- **Data for this task**:
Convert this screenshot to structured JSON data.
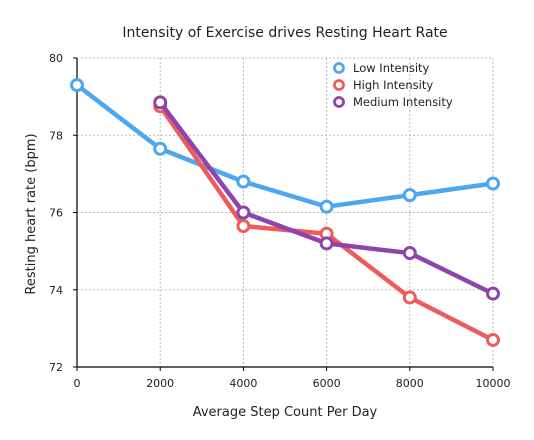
{
  "chart_data": {
    "type": "line",
    "title": "Intensity of Exercise drives Resting Heart Rate",
    "xlabel": "Average Step Count Per Day",
    "ylabel": "Resting heart rate (bpm)",
    "xlim": [
      0,
      10000
    ],
    "ylim": [
      72,
      80
    ],
    "x_ticks": [
      0,
      2000,
      4000,
      6000,
      8000,
      10000
    ],
    "y_ticks": [
      72,
      74,
      76,
      78,
      80
    ],
    "x_tick_labels": [
      "0",
      "2000",
      "4000",
      "6000",
      "8000",
      "10000"
    ],
    "y_tick_labels": [
      "72",
      "74",
      "76",
      "78",
      "80"
    ],
    "grid": true,
    "legend_position": "top-right",
    "series": [
      {
        "name": "Low Intensity",
        "color": "#4da6ee",
        "x": [
          0,
          2000,
          4000,
          6000,
          8000,
          10000
        ],
        "values": [
          79.3,
          77.65,
          76.8,
          76.15,
          76.45,
          76.75
        ]
      },
      {
        "name": "High Intensity",
        "color": "#ef5b5b",
        "x": [
          2000,
          4000,
          6000,
          8000,
          10000
        ],
        "values": [
          78.75,
          75.65,
          75.45,
          73.8,
          72.7
        ]
      },
      {
        "name": "Medium Intensity",
        "color": "#8e44ad",
        "x": [
          2000,
          4000,
          6000,
          8000,
          10000
        ],
        "values": [
          78.85,
          76.0,
          75.2,
          74.95,
          73.9
        ]
      }
    ]
  }
}
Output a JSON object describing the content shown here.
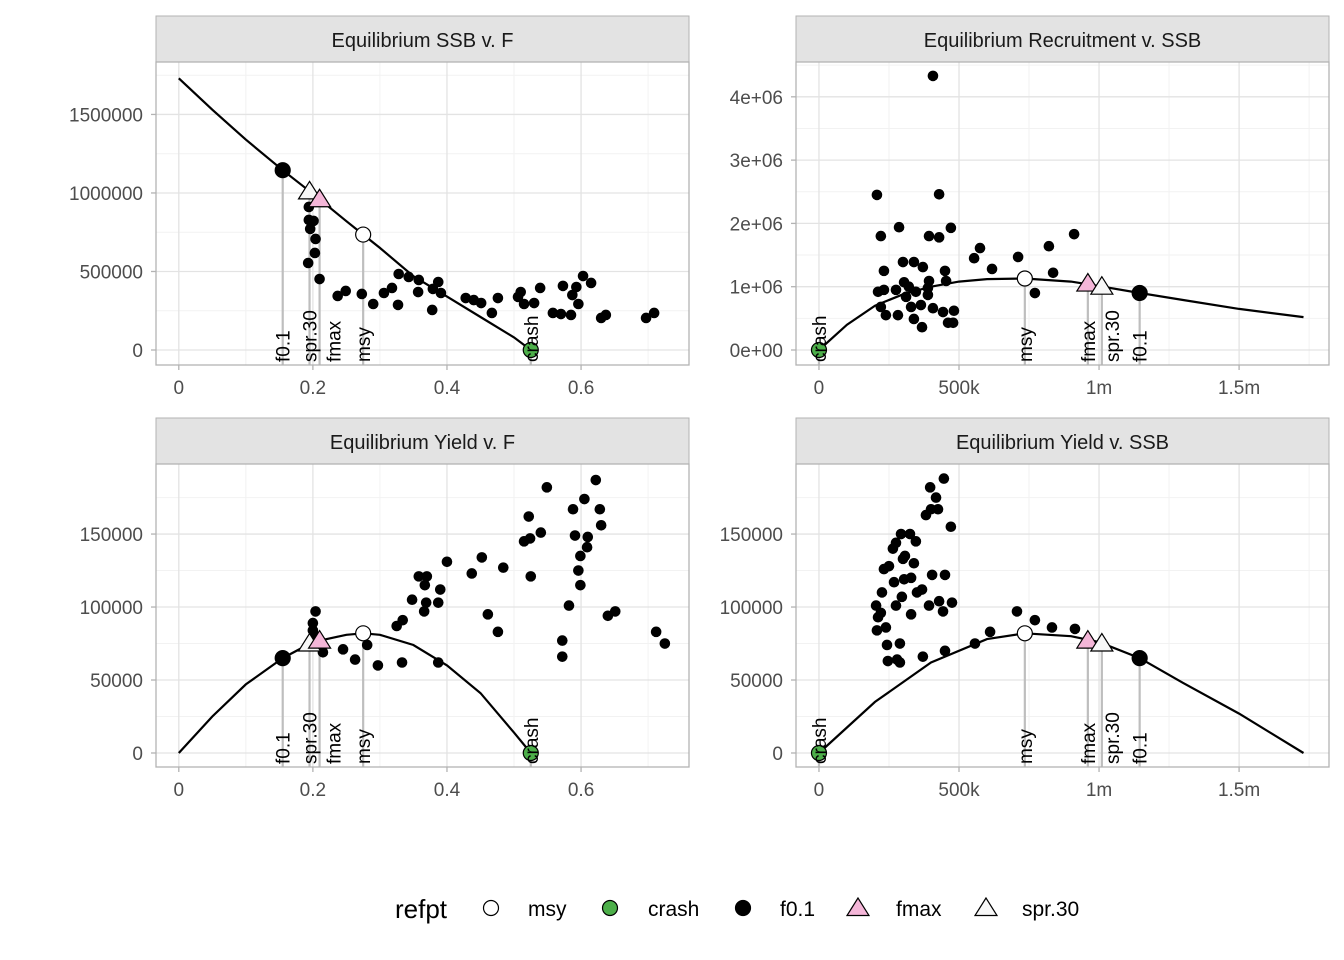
{
  "chart_data": [
    {
      "type": "scatter",
      "title": "Equilibrium SSB v. F",
      "xlim": [
        -0.034,
        0.761
      ],
      "ylim": [
        -95500,
        1834000
      ],
      "xticks": [
        0,
        0.2,
        0.4,
        0.6
      ],
      "xtick_labels": [
        "0",
        "0.2",
        "0.4",
        "0.6"
      ],
      "yticks": [
        0,
        500000,
        1000000,
        1500000
      ],
      "ytick_labels": [
        "0",
        "500000",
        "1000000",
        "1500000"
      ],
      "curve": [
        [
          0,
          1730000
        ],
        [
          0.05,
          1530000
        ],
        [
          0.1,
          1340000
        ],
        [
          0.155,
          1145000
        ],
        [
          0.2,
          995000
        ],
        [
          0.25,
          820000
        ],
        [
          0.275,
          735000
        ],
        [
          0.3,
          650000
        ],
        [
          0.35,
          470000
        ],
        [
          0.4,
          340000
        ],
        [
          0.45,
          210000
        ],
        [
          0.5,
          80000
        ],
        [
          0.525,
          0
        ]
      ],
      "points": [
        [
          0.194,
          911000
        ],
        [
          0.194,
          828000
        ],
        [
          0.201,
          822000
        ],
        [
          0.196,
          771000
        ],
        [
          0.204,
          707000
        ],
        [
          0.203,
          618000
        ],
        [
          0.193,
          554000
        ],
        [
          0.21,
          452000
        ],
        [
          0.237,
          344000
        ],
        [
          0.249,
          376000
        ],
        [
          0.273,
          357000
        ],
        [
          0.29,
          293000
        ],
        [
          0.306,
          363000
        ],
        [
          0.318,
          395000
        ],
        [
          0.327,
          287000
        ],
        [
          0.328,
          484000
        ],
        [
          0.343,
          465000
        ],
        [
          0.358,
          446000
        ],
        [
          0.357,
          369000
        ],
        [
          0.387,
          433000
        ],
        [
          0.379,
          389000
        ],
        [
          0.391,
          363000
        ],
        [
          0.378,
          255000
        ],
        [
          0.428,
          331000
        ],
        [
          0.44,
          318000
        ],
        [
          0.451,
          299000
        ],
        [
          0.476,
          331000
        ],
        [
          0.467,
          236000
        ],
        [
          0.51,
          369000
        ],
        [
          0.506,
          338000
        ],
        [
          0.515,
          293000
        ],
        [
          0.53,
          299000
        ],
        [
          0.539,
          395000
        ],
        [
          0.573,
          408000
        ],
        [
          0.593,
          401000
        ],
        [
          0.587,
          350000
        ],
        [
          0.596,
          293000
        ],
        [
          0.603,
          471000
        ],
        [
          0.615,
          427000
        ],
        [
          0.558,
          236000
        ],
        [
          0.57,
          229000
        ],
        [
          0.585,
          223000
        ],
        [
          0.63,
          204000
        ],
        [
          0.637,
          223000
        ],
        [
          0.697,
          204000
        ],
        [
          0.709,
          236000
        ]
      ],
      "refpts": [
        {
          "name": "f0.1",
          "x": 0.155,
          "y": 1145000
        },
        {
          "name": "spr.30",
          "x": 0.195,
          "y": 1010000
        },
        {
          "name": "fmax",
          "x": 0.21,
          "y": 960000
        },
        {
          "name": "msy",
          "x": 0.275,
          "y": 735000
        },
        {
          "name": "crash",
          "x": 0.525,
          "y": 0
        }
      ]
    },
    {
      "type": "scatter",
      "title": "Equilibrium Recruitment v. SSB",
      "xlim": [
        -82000,
        1821000
      ],
      "ylim": [
        -237000,
        4550000
      ],
      "xticks": [
        0,
        500000,
        1000000,
        1500000
      ],
      "xtick_labels": [
        "0",
        "500k",
        "1m",
        "1.5m"
      ],
      "yticks": [
        0,
        1000000,
        2000000,
        3000000,
        4000000
      ],
      "ytick_labels": [
        "0e+00",
        "1e+06",
        "2e+06",
        "3e+06",
        "4e+06"
      ],
      "curve": [
        [
          0,
          0
        ],
        [
          100000,
          400000
        ],
        [
          200000,
          700000
        ],
        [
          300000,
          880000
        ],
        [
          400000,
          1000000
        ],
        [
          500000,
          1080000
        ],
        [
          600000,
          1120000
        ],
        [
          735000,
          1130000
        ],
        [
          900000,
          1080000
        ],
        [
          1000000,
          1010000
        ],
        [
          1145000,
          900000
        ],
        [
          1300000,
          790000
        ],
        [
          1500000,
          650000
        ],
        [
          1730000,
          520000
        ]
      ],
      "points": [
        [
          407000,
          4330000
        ],
        [
          207000,
          2450000
        ],
        [
          429000,
          2460000
        ],
        [
          286000,
          1940000
        ],
        [
          221000,
          1800000
        ],
        [
          393000,
          1800000
        ],
        [
          429000,
          1780000
        ],
        [
          471000,
          1930000
        ],
        [
          575000,
          1610000
        ],
        [
          554000,
          1450000
        ],
        [
          618000,
          1280000
        ],
        [
          711000,
          1470000
        ],
        [
          821000,
          1640000
        ],
        [
          911000,
          1830000
        ],
        [
          836000,
          1220000
        ],
        [
          771000,
          900000
        ],
        [
          232000,
          1250000
        ],
        [
          300000,
          1390000
        ],
        [
          339000,
          1390000
        ],
        [
          371000,
          1310000
        ],
        [
          450000,
          1250000
        ],
        [
          393000,
          1090000
        ],
        [
          454000,
          1090000
        ],
        [
          304000,
          1070000
        ],
        [
          321000,
          1000000
        ],
        [
          211000,
          920000
        ],
        [
          232000,
          950000
        ],
        [
          275000,
          950000
        ],
        [
          346000,
          920000
        ],
        [
          389000,
          870000
        ],
        [
          221000,
          680000
        ],
        [
          239000,
          550000
        ],
        [
          282000,
          550000
        ],
        [
          329000,
          680000
        ],
        [
          364000,
          710000
        ],
        [
          407000,
          660000
        ],
        [
          443000,
          600000
        ],
        [
          482000,
          620000
        ],
        [
          339000,
          490000
        ],
        [
          368000,
          360000
        ],
        [
          461000,
          430000
        ],
        [
          479000,
          430000
        ],
        [
          311000,
          840000
        ],
        [
          389000,
          980000
        ]
      ],
      "refpts": [
        {
          "name": "crash",
          "x": 0,
          "y": 0
        },
        {
          "name": "msy",
          "x": 735000,
          "y": 1130000
        },
        {
          "name": "fmax",
          "x": 960000,
          "y": 1050000
        },
        {
          "name": "spr.30",
          "x": 1010000,
          "y": 1000000
        },
        {
          "name": "f0.1",
          "x": 1145000,
          "y": 900000
        }
      ]
    },
    {
      "type": "scatter",
      "title": "Equilibrium Yield v. F",
      "xlim": [
        -0.034,
        0.761
      ],
      "ylim": [
        -9600,
        198000
      ],
      "xticks": [
        0,
        0.2,
        0.4,
        0.6
      ],
      "xtick_labels": [
        "0",
        "0.2",
        "0.4",
        "0.6"
      ],
      "yticks": [
        0,
        50000,
        100000,
        150000
      ],
      "ytick_labels": [
        "0",
        "50000",
        "100000",
        "150000"
      ],
      "curve": [
        [
          0,
          0
        ],
        [
          0.05,
          25000
        ],
        [
          0.1,
          47000
        ],
        [
          0.155,
          65000
        ],
        [
          0.2,
          76000
        ],
        [
          0.25,
          81000
        ],
        [
          0.275,
          82000
        ],
        [
          0.3,
          81000
        ],
        [
          0.35,
          74000
        ],
        [
          0.4,
          60000
        ],
        [
          0.45,
          41000
        ],
        [
          0.5,
          14000
        ],
        [
          0.525,
          0
        ]
      ],
      "points": [
        [
          0.204,
          97000
        ],
        [
          0.2,
          89000
        ],
        [
          0.2,
          84000
        ],
        [
          0.204,
          80000
        ],
        [
          0.198,
          74000
        ],
        [
          0.215,
          69000
        ],
        [
          0.245,
          71000
        ],
        [
          0.263,
          64000
        ],
        [
          0.281,
          74000
        ],
        [
          0.297,
          60000
        ],
        [
          0.325,
          87000
        ],
        [
          0.334,
          91000
        ],
        [
          0.333,
          62000
        ],
        [
          0.387,
          62000
        ],
        [
          0.348,
          105000
        ],
        [
          0.358,
          121000
        ],
        [
          0.37,
          121000
        ],
        [
          0.367,
          115000
        ],
        [
          0.369,
          103000
        ],
        [
          0.366,
          97000
        ],
        [
          0.387,
          103000
        ],
        [
          0.4,
          131000
        ],
        [
          0.39,
          112000
        ],
        [
          0.437,
          123000
        ],
        [
          0.452,
          134000
        ],
        [
          0.461,
          95000
        ],
        [
          0.476,
          83000
        ],
        [
          0.484,
          127000
        ],
        [
          0.515,
          145000
        ],
        [
          0.522,
          162000
        ],
        [
          0.524,
          147000
        ],
        [
          0.525,
          121000
        ],
        [
          0.54,
          151000
        ],
        [
          0.549,
          182000
        ],
        [
          0.572,
          77000
        ],
        [
          0.572,
          66000
        ],
        [
          0.582,
          101000
        ],
        [
          0.588,
          167000
        ],
        [
          0.591,
          149000
        ],
        [
          0.596,
          125000
        ],
        [
          0.599,
          135000
        ],
        [
          0.599,
          115000
        ],
        [
          0.605,
          174000
        ],
        [
          0.609,
          141000
        ],
        [
          0.61,
          148000
        ],
        [
          0.622,
          187000
        ],
        [
          0.628,
          167000
        ],
        [
          0.63,
          156000
        ],
        [
          0.64,
          94000
        ],
        [
          0.651,
          97000
        ],
        [
          0.712,
          83000
        ],
        [
          0.725,
          75000
        ]
      ],
      "refpts": [
        {
          "name": "f0.1",
          "x": 0.155,
          "y": 65000
        },
        {
          "name": "spr.30",
          "x": 0.195,
          "y": 75000
        },
        {
          "name": "fmax",
          "x": 0.21,
          "y": 77000
        },
        {
          "name": "msy",
          "x": 0.275,
          "y": 82000
        },
        {
          "name": "crash",
          "x": 0.525,
          "y": 0
        }
      ]
    },
    {
      "type": "scatter",
      "title": "Equilibrium Yield v. SSB",
      "xlim": [
        -82000,
        1821000
      ],
      "ylim": [
        -9600,
        198000
      ],
      "xticks": [
        0,
        500000,
        1000000,
        1500000
      ],
      "xtick_labels": [
        "0",
        "500k",
        "1m",
        "1.5m"
      ],
      "yticks": [
        0,
        50000,
        100000,
        150000
      ],
      "ytick_labels": [
        "0",
        "50000",
        "100000",
        "150000"
      ],
      "curve": [
        [
          0,
          0
        ],
        [
          200000,
          35000
        ],
        [
          400000,
          62000
        ],
        [
          600000,
          78000
        ],
        [
          735000,
          82000
        ],
        [
          900000,
          80000
        ],
        [
          1000000,
          76000
        ],
        [
          1145000,
          65000
        ],
        [
          1300000,
          48000
        ],
        [
          1500000,
          27000
        ],
        [
          1730000,
          0
        ]
      ],
      "points": [
        [
          397000,
          182000
        ],
        [
          446000,
          188000
        ],
        [
          418000,
          175000
        ],
        [
          400000,
          167000
        ],
        [
          425000,
          167000
        ],
        [
          471000,
          155000
        ],
        [
          382000,
          163000
        ],
        [
          293000,
          150000
        ],
        [
          325000,
          150000
        ],
        [
          346000,
          145000
        ],
        [
          275000,
          144000
        ],
        [
          307000,
          135000
        ],
        [
          300000,
          133000
        ],
        [
          250000,
          128000
        ],
        [
          232000,
          126000
        ],
        [
          264000,
          140000
        ],
        [
          339000,
          130000
        ],
        [
          404000,
          122000
        ],
        [
          450000,
          122000
        ],
        [
          304000,
          119000
        ],
        [
          329000,
          120000
        ],
        [
          268000,
          117000
        ],
        [
          368000,
          112000
        ],
        [
          296000,
          107000
        ],
        [
          350000,
          110000
        ],
        [
          429000,
          104000
        ],
        [
          475000,
          103000
        ],
        [
          225000,
          110000
        ],
        [
          204000,
          101000
        ],
        [
          221000,
          96000
        ],
        [
          275000,
          101000
        ],
        [
          329000,
          95000
        ],
        [
          393000,
          101000
        ],
        [
          443000,
          97000
        ],
        [
          207000,
          84000
        ],
        [
          239000,
          86000
        ],
        [
          243000,
          74000
        ],
        [
          289000,
          75000
        ],
        [
          246000,
          63000
        ],
        [
          289000,
          62000
        ],
        [
          371000,
          66000
        ],
        [
          450000,
          70000
        ],
        [
          557000,
          75000
        ],
        [
          611000,
          83000
        ],
        [
          707000,
          97000
        ],
        [
          771000,
          91000
        ],
        [
          832000,
          86000
        ],
        [
          914000,
          85000
        ],
        [
          211000,
          93000
        ],
        [
          279000,
          64000
        ]
      ],
      "refpts": [
        {
          "name": "crash",
          "x": 0,
          "y": 0
        },
        {
          "name": "msy",
          "x": 735000,
          "y": 82000
        },
        {
          "name": "fmax",
          "x": 960000,
          "y": 77000
        },
        {
          "name": "spr.30",
          "x": 1010000,
          "y": 75000
        },
        {
          "name": "f0.1",
          "x": 1145000,
          "y": 65000
        }
      ]
    }
  ],
  "legend": {
    "title": "refpt",
    "placement": "bottom",
    "items": [
      {
        "label": "msy",
        "shape": "circle",
        "fill": "#ffffff"
      },
      {
        "label": "crash",
        "shape": "circle",
        "fill": "#4daf4a"
      },
      {
        "label": "f0.1",
        "shape": "circle",
        "fill": "#000000"
      },
      {
        "label": "fmax",
        "shape": "triangle",
        "fill": "#f4b6d8"
      },
      {
        "label": "spr.30",
        "shape": "triangle",
        "fill": "#f7f7f7"
      }
    ]
  }
}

- **Problem**: Pull out every line of the records that includes the string "title".

- **Right answer**:
    "title": "Intensity of Exercise drives Resting Heart Rate",
      "title": "Equilibrium SSB v. F",
      "title": "Equilibrium Recruitment v. SSB",
      "title": "Equilibrium Yield v. F",
      "title": "Equilibrium Yield v. SSB",
    "title": "refpt",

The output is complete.